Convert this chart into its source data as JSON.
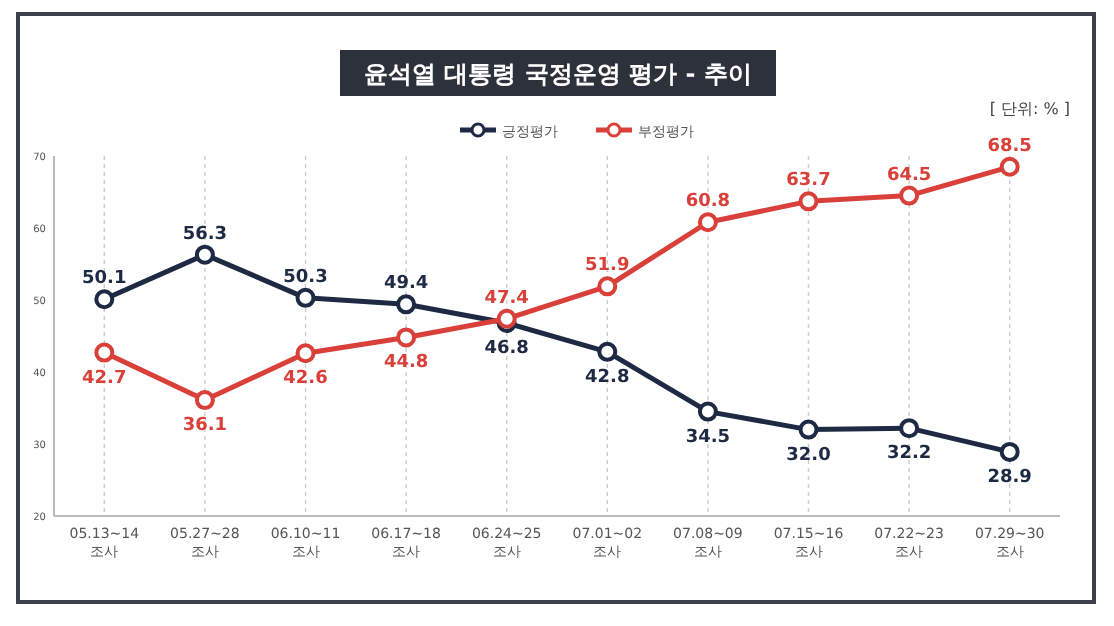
{
  "chart_data": {
    "type": "line",
    "title": "윤석열 대통령 국정운영 평가 - 추이",
    "annotations": [
      "[ 단위: % ]"
    ],
    "categories": [
      "05.13~14 조사",
      "05.27~28 조사",
      "06.10~11 조사",
      "06.17~18 조사",
      "06.24~25 조사",
      "07.01~02 조사",
      "07.08~09 조사",
      "07.15~16 조사",
      "07.22~23 조사",
      "07.29~30 조사"
    ],
    "series": [
      {
        "name": "긍정평가",
        "color": "#1e2a44",
        "values": [
          50.1,
          56.3,
          50.3,
          49.4,
          46.8,
          42.8,
          34.5,
          32.0,
          32.2,
          28.9
        ],
        "value_labels": [
          "50.1",
          "56.3",
          "50.3",
          "49.4",
          "46.8",
          "42.8",
          "34.5",
          "32.0",
          "32.2",
          "28.9"
        ]
      },
      {
        "name": "부정평가",
        "color": "#d9403a",
        "values": [
          42.7,
          36.1,
          42.6,
          44.8,
          47.4,
          51.9,
          60.8,
          63.7,
          64.5,
          68.5
        ],
        "value_labels": [
          "42.7",
          "36.1",
          "42.6",
          "44.8",
          "47.4",
          "51.9",
          "60.8",
          "63.7",
          "64.5",
          "68.5"
        ]
      }
    ],
    "ylim": [
      20,
      70
    ],
    "yticks": [
      20,
      30,
      40,
      50,
      60,
      70
    ],
    "grid": "x",
    "legend": "top",
    "marker": "circle",
    "line_style": "solid"
  }
}
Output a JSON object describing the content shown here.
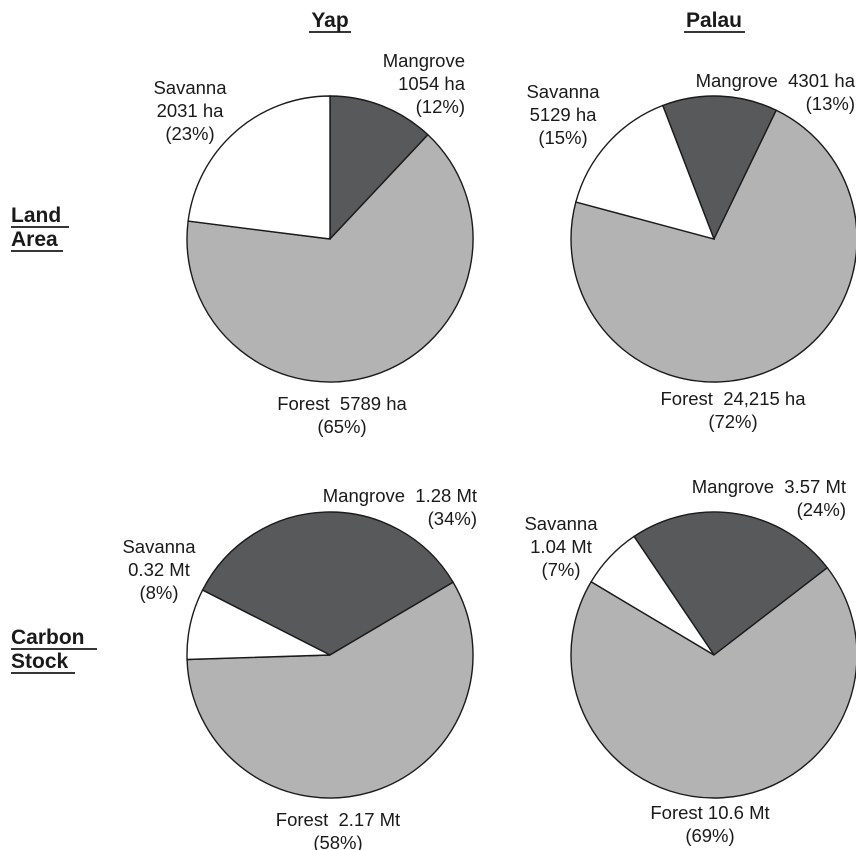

> **INSTRUCTION**
Check every line for "JSON" and show the ones that have it.

> **TASK OUTPUT**
Convert this chart into its source data as JSON.
Output a JSON object describing the content shown here.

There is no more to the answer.